» Work to complete: Search the data below for the word "this" and copy each line that holds it.

# Material to process start

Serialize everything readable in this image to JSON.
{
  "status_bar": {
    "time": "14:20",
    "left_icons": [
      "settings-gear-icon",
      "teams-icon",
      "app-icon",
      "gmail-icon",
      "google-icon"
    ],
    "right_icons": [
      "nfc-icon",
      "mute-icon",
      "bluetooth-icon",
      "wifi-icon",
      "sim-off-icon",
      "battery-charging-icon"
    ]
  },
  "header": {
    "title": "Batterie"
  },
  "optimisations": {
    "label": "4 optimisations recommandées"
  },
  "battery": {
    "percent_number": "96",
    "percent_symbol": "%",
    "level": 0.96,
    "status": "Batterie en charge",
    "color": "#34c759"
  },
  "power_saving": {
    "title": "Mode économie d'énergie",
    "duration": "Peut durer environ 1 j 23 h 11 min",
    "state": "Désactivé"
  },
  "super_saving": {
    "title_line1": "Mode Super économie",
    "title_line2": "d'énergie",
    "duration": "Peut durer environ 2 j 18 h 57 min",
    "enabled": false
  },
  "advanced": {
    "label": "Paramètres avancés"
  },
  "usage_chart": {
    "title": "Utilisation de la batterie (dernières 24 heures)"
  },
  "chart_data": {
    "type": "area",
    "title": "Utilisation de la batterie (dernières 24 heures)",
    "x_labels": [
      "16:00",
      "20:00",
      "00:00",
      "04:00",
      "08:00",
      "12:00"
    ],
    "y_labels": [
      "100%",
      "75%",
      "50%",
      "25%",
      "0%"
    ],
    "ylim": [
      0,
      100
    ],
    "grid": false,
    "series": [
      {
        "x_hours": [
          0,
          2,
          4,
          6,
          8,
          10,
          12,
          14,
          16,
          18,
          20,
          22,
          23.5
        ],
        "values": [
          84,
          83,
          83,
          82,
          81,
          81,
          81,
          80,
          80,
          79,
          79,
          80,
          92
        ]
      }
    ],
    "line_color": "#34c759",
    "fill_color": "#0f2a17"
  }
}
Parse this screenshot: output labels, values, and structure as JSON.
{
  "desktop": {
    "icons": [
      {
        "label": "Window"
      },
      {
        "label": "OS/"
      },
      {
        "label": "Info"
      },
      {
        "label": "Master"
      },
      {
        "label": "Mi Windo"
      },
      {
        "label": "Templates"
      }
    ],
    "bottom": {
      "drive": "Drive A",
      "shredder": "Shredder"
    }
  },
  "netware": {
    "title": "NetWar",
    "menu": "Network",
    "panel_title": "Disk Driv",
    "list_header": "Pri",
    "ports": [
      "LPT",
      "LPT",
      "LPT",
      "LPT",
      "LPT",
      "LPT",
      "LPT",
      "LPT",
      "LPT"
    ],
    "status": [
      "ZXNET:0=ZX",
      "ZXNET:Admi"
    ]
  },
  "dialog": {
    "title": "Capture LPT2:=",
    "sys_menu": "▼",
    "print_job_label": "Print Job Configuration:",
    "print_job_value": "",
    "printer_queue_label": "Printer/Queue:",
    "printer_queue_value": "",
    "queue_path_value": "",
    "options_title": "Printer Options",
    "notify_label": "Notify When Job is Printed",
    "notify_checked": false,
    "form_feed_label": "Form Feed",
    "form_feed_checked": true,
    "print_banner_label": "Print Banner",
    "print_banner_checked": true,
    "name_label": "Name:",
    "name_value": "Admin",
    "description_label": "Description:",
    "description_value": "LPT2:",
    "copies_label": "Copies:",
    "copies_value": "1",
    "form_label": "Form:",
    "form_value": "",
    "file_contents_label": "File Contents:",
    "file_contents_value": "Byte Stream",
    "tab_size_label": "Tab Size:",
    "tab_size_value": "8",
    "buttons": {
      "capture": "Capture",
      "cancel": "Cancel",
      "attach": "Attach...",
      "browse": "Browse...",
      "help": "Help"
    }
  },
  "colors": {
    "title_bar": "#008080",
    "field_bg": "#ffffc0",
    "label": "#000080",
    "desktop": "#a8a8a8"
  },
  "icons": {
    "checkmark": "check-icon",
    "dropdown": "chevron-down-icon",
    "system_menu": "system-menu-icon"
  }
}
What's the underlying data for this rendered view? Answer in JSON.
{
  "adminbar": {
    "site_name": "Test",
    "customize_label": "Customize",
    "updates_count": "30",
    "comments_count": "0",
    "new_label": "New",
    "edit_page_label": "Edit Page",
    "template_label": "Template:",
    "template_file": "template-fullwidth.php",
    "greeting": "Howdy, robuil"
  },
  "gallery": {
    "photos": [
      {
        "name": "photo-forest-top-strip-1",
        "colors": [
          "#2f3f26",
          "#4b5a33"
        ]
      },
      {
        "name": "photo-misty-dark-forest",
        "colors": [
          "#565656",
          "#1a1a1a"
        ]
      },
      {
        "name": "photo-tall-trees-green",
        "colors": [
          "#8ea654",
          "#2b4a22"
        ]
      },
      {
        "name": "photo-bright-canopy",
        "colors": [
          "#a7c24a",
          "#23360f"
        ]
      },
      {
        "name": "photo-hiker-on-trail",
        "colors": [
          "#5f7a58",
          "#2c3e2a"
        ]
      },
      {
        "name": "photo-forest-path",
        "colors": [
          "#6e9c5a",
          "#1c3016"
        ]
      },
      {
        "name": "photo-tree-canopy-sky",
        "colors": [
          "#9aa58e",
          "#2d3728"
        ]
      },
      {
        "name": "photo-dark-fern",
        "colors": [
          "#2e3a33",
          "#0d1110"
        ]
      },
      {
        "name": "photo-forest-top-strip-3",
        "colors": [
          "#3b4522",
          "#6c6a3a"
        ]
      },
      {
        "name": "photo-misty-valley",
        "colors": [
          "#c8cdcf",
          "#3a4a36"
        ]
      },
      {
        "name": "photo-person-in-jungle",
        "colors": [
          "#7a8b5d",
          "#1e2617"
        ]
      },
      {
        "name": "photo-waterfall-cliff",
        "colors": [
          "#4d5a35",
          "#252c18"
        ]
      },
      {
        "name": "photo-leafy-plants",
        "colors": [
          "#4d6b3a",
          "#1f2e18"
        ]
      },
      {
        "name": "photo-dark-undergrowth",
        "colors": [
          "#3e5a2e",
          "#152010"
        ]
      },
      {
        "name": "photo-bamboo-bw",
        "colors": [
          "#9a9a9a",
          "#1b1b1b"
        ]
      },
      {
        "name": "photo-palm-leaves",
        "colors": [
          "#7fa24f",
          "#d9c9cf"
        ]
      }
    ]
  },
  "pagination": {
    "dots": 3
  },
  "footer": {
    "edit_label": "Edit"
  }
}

# Material to process end

» Response:
Serialize everything readable in this image to JSON.
Parse this screenshot: output labels, values, and structure as JSON.
What's the underlying data for this rendered view? Answer in JSON.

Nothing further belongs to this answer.